PROVIDED DATA
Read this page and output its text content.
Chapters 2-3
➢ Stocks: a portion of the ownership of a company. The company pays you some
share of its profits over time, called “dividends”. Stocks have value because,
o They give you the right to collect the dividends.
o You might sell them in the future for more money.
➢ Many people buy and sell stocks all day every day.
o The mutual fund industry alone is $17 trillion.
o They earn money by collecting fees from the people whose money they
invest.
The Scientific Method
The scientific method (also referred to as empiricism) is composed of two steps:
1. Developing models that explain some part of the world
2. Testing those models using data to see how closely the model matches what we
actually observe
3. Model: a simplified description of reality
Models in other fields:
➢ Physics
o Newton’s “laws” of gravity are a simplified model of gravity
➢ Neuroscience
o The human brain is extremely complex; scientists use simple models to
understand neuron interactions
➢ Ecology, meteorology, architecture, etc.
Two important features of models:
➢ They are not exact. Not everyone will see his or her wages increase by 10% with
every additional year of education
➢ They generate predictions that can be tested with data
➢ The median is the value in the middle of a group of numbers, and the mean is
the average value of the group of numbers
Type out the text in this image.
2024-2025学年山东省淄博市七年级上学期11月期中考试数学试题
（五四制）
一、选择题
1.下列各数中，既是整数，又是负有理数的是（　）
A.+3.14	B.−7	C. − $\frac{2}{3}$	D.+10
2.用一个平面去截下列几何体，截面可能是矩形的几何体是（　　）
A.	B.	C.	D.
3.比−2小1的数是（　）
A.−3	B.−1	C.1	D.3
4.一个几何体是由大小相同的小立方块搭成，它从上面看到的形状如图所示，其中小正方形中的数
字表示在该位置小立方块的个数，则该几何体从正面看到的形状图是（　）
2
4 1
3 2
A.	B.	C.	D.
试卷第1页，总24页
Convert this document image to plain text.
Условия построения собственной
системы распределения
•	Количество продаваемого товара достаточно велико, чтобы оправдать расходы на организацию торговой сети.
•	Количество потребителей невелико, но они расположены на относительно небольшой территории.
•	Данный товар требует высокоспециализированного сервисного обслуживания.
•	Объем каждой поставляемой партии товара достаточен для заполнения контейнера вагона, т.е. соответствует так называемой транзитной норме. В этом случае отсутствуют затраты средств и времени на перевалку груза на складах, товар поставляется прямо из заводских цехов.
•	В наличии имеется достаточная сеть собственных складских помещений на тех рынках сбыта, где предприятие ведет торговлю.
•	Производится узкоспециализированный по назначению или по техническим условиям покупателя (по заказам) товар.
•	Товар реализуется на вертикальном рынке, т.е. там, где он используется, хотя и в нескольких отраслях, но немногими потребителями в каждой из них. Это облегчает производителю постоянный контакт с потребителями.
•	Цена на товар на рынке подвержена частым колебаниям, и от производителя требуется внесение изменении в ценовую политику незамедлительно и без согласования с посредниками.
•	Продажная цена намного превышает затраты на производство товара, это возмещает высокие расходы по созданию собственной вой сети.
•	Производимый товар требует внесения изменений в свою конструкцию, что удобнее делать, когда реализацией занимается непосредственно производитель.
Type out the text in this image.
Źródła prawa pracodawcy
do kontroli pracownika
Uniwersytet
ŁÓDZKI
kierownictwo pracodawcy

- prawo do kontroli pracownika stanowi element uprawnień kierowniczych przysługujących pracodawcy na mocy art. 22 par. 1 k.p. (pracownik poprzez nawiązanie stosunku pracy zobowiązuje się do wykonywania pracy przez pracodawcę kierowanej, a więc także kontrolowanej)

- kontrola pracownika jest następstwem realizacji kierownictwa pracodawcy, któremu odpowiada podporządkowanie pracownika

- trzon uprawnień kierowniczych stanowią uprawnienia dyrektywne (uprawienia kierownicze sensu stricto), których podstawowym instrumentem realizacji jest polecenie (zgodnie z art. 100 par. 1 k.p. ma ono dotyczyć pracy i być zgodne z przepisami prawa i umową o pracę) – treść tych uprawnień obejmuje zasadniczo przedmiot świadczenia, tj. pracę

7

EXERCISE PROMPT
Pick out and copy the lines of the material that include the word "рынке".

EXERCISE RESULT
•	Товар реализуется на вертикальном рынке, т.е. там, где он используется, хотя и в нескольких отраслях, но немногими потребителями в каждой из них. Это облегчает производителю постоянный контакт с потребителями.
•	Цена на товар на рынке подвержена частым колебаниям, и от производителя требуется внесение изменении в ценовую политику незамедлительно и без согласования с посредниками.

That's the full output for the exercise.